■ **Requirement**
Scan the entries below. List each line with "nava".

--- start of Data shown ---

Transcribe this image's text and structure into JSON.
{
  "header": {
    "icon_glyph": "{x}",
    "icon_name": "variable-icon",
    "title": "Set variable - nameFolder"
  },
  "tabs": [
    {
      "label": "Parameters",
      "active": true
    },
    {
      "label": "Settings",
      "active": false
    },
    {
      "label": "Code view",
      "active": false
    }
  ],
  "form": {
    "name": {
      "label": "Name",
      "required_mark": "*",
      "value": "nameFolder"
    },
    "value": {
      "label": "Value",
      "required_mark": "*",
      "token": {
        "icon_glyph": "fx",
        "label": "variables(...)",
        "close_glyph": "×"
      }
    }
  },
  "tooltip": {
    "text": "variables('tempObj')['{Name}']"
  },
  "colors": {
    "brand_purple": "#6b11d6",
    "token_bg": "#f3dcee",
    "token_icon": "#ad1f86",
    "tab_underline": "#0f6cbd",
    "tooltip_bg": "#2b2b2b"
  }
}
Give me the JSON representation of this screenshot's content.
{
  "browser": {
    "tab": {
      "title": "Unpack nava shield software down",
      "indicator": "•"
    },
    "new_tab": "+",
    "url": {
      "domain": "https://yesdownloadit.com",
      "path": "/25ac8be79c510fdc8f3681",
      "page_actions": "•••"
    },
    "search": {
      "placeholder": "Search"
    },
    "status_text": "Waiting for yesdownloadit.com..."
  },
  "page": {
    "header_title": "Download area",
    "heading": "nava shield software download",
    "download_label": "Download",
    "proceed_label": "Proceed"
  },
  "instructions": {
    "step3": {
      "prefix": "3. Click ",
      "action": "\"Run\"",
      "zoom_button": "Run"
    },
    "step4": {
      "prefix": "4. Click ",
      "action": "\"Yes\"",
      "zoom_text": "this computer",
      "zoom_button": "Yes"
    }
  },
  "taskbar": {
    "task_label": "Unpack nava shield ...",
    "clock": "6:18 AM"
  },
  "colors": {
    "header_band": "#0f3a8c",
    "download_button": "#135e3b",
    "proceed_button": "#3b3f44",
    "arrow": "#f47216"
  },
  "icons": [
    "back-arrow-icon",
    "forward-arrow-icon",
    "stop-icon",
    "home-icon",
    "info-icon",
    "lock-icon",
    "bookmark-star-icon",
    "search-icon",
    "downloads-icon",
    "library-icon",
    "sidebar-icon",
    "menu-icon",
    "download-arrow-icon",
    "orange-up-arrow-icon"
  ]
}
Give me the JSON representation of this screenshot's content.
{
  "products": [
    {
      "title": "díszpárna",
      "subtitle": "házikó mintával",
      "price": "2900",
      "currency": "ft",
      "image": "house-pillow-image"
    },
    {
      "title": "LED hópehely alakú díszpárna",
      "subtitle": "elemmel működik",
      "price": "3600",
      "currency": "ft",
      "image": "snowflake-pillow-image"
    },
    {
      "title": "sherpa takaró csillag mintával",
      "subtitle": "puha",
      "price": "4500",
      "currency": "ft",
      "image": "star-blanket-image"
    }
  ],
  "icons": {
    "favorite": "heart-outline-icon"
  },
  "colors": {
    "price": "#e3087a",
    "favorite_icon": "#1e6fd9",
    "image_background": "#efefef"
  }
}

--- end of Data shown ---

■ **Answer to the problem**
      "title": "Unpack nava shield software down",
    "heading": "nava shield software download",
    "task_label": "Unpack nava shield ...",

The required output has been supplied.